_What the task asks_. Show only lines that include "values".

_Data shown_.
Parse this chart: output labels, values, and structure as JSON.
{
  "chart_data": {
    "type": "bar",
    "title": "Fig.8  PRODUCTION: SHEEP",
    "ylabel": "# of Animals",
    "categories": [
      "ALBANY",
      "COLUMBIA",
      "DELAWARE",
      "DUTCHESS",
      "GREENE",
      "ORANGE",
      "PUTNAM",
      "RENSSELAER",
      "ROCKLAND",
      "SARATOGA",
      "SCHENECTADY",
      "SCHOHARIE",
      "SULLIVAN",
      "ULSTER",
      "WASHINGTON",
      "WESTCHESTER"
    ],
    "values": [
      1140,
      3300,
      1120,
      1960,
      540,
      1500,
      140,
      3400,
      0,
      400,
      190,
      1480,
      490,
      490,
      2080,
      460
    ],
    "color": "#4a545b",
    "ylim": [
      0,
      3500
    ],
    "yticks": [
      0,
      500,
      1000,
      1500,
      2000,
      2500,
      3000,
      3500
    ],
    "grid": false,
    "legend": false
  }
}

_The result_.
Parse this chart: output labels, values, and structure as JSON.
    "values": [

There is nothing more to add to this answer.